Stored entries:
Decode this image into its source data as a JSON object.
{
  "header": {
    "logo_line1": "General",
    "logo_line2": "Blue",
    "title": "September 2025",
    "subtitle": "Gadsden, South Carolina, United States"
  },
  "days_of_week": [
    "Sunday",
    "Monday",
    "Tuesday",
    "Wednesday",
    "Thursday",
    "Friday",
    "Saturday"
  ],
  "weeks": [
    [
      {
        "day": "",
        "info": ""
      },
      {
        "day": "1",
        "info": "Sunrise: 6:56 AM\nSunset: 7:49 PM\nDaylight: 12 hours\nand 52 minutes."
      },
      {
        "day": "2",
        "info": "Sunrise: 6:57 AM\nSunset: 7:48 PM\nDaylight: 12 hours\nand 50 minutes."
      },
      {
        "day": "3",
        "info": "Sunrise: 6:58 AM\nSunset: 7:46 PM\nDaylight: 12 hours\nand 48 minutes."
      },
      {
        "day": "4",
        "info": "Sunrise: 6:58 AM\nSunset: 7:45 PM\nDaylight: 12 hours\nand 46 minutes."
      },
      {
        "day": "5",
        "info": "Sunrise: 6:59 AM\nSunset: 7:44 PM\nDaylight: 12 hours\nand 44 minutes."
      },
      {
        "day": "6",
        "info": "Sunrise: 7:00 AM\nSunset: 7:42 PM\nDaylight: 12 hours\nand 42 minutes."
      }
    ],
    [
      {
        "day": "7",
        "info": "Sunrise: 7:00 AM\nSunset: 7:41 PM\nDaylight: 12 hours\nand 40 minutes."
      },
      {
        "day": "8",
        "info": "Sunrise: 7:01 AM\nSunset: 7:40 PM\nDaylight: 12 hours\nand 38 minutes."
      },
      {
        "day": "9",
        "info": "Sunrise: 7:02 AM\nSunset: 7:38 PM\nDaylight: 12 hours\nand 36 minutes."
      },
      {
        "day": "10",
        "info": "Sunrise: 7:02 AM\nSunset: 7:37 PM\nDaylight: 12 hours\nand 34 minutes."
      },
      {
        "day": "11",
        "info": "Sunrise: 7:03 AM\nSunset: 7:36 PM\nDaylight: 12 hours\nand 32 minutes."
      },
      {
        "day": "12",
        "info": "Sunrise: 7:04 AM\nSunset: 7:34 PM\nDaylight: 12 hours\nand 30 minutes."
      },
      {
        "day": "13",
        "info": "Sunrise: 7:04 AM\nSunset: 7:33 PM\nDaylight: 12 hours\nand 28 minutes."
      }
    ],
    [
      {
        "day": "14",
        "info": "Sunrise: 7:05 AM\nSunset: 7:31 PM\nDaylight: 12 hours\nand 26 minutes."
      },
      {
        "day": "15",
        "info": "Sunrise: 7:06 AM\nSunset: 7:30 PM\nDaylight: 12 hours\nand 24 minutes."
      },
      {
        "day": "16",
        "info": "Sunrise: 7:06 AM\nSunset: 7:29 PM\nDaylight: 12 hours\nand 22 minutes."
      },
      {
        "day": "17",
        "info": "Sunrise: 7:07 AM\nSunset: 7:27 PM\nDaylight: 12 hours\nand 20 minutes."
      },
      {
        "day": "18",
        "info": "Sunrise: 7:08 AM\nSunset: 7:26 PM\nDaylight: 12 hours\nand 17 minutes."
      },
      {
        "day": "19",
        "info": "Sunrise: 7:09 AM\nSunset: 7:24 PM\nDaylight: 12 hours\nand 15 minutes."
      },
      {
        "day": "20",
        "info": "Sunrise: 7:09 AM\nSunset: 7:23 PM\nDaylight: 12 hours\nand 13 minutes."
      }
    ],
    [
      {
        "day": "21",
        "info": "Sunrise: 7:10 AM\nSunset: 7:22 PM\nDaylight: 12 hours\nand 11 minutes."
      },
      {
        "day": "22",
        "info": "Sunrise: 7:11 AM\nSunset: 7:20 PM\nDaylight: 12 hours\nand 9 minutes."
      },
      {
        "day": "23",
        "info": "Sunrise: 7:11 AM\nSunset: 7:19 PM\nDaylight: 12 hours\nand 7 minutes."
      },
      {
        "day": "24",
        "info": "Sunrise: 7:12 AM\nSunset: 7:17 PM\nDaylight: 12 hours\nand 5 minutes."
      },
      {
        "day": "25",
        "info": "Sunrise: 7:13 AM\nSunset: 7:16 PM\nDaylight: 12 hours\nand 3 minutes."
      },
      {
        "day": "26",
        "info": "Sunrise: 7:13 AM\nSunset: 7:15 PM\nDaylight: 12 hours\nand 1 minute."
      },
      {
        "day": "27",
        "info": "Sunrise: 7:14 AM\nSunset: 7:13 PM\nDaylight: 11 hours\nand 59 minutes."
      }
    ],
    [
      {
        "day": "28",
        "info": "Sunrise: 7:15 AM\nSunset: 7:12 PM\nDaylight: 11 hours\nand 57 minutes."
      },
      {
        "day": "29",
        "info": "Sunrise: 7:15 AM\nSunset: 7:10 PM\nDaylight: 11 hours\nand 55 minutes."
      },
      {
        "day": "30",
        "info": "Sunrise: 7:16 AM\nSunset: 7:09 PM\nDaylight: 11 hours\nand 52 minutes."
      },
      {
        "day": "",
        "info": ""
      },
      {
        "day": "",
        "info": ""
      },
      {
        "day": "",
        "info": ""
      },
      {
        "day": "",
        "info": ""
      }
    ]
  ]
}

Exercise details -
Go through the records and print each one exactly.

The output -
Decode this image into its source data as a JSON object.
{
  "header": {
    "logo_line1": "General",
    "logo_line2": "Blue",
    "title": "September 2025",
    "subtitle": "Gadsden, South Carolina, United States"
  },
  "days_of_week": [
    "Sunday",
    "Monday",
    "Tuesday",
    "Wednesday",
    "Thursday",
    "Friday",
    "Saturday"
  ],
  "weeks": [
    [
      {
        "day": "",
        "info": ""
      },
      {
        "day": "1",
        "info": "Sunrise: 6:56 AM\nSunset: 7:49 PM\nDaylight: 12 hours\nand 52 minutes."
      },
      {
        "day": "2",
        "info": "Sunrise: 6:57 AM\nSunset: 7:48 PM\nDaylight: 12 hours\nand 50 minutes."
      },
      {
        "day": "3",
        "info": "Sunrise: 6:58 AM\nSunset: 7:46 PM\nDaylight: 12 hours\nand 48 minutes."
      },
      {
        "day": "4",
        "info": "Sunrise: 6:58 AM\nSunset: 7:45 PM\nDaylight: 12 hours\nand 46 minutes."
      },
      {
        "day": "5",
        "info": "Sunrise: 6:59 AM\nSunset: 7:44 PM\nDaylight: 12 hours\nand 44 minutes."
      },
      {
        "day": "6",
        "info": "Sunrise: 7:00 AM\nSunset: 7:42 PM\nDaylight: 12 hours\nand 42 minutes."
      }
    ],
    [
      {
        "day": "7",
        "info": "Sunrise: 7:00 AM\nSunset: 7:41 PM\nDaylight: 12 hours\nand 40 minutes."
      },
      {
        "day": "8",
        "info": "Sunrise: 7:01 AM\nSunset: 7:40 PM\nDaylight: 12 hours\nand 38 minutes."
      },
      {
        "day": "9",
        "info": "Sunrise: 7:02 AM\nSunset: 7:38 PM\nDaylight: 12 hours\nand 36 minutes."
      },
      {
        "day": "10",
        "info": "Sunrise: 7:02 AM\nSunset: 7:37 PM\nDaylight: 12 hours\nand 34 minutes."
      },
      {
        "day": "11",
        "info": "Sunrise: 7:03 AM\nSunset: 7:36 PM\nDaylight: 12 hours\nand 32 minutes."
      },
      {
        "day": "12",
        "info": "Sunrise: 7:04 AM\nSunset: 7:34 PM\nDaylight: 12 hours\nand 30 minutes."
      },
      {
        "day": "13",
        "info": "Sunrise: 7:04 AM\nSunset: 7:33 PM\nDaylight: 12 hours\nand 28 minutes."
      }
    ],
    [
      {
        "day": "14",
        "info": "Sunrise: 7:05 AM\nSunset: 7:31 PM\nDaylight: 12 hours\nand 26 minutes."
      },
      {
        "day": "15",
        "info": "Sunrise: 7:06 AM\nSunset: 7:30 PM\nDaylight: 12 hours\nand 24 minutes."
      },
      {
        "day": "16",
        "info": "Sunrise: 7:06 AM\nSunset: 7:29 PM\nDaylight: 12 hours\nand 22 minutes."
      },
      {
        "day": "17",
        "info": "Sunrise: 7:07 AM\nSunset: 7:27 PM\nDaylight: 12 hours\nand 20 minutes."
      },
      {
        "day": "18",
        "info": "Sunrise: 7:08 AM\nSunset: 7:26 PM\nDaylight: 12 hours\nand 17 minutes."
      },
      {
        "day": "19",
        "info": "Sunrise: 7:09 AM\nSunset: 7:24 PM\nDaylight: 12 hours\nand 15 minutes."
      },
      {
        "day": "20",
        "info": "Sunrise: 7:09 AM\nSunset: 7:23 PM\nDaylight: 12 hours\nand 13 minutes."
      }
    ],
    [
      {
        "day": "21",
        "info": "Sunrise: 7:10 AM\nSunset: 7:22 PM\nDaylight: 12 hours\nand 11 minutes."
      },
      {
        "day": "22",
        "info": "Sunrise: 7:11 AM\nSunset: 7:20 PM\nDaylight: 12 hours\nand 9 minutes."
      },
      {
        "day": "23",
        "info": "Sunrise: 7:11 AM\nSunset: 7:19 PM\nDaylight: 12 hours\nand 7 minutes."
      },
      {
        "day": "24",
        "info": "Sunrise: 7:12 AM\nSunset: 7:17 PM\nDaylight: 12 hours\nand 5 minutes."
      },
      {
        "day": "25",
        "info": "Sunrise: 7:13 AM\nSunset: 7:16 PM\nDaylight: 12 hours\nand 3 minutes."
      },
      {
        "day": "26",
        "info": "Sunrise: 7:13 AM\nSunset: 7:15 PM\nDaylight: 12 hours\nand 1 minute."
      },
      {
        "day": "27",
        "info": "Sunrise: 7:14 AM\nSunset: 7:13 PM\nDaylight: 11 hours\nand 59 minutes."
      }
    ],
    [
      {
        "day": "28",
        "info": "Sunrise: 7:15 AM\nSunset: 7:12 PM\nDaylight: 11 hours\nand 57 minutes."
      },
      {
        "day": "29",
        "info": "Sunrise: 7:15 AM\nSunset: 7:10 PM\nDaylight: 11 hours\nand 55 minutes."
      },
      {
        "day": "30",
        "info": "Sunrise: 7:16 AM\nSunset: 7:09 PM\nDaylight: 11 hours\nand 52 minutes."
      },
      {
        "day": "",
        "info": ""
      },
      {
        "day": "",
        "info": ""
      },
      {
        "day": "",
        "info": ""
      },
      {
        "day": "",
        "info": ""
      }
    ]
  ]
}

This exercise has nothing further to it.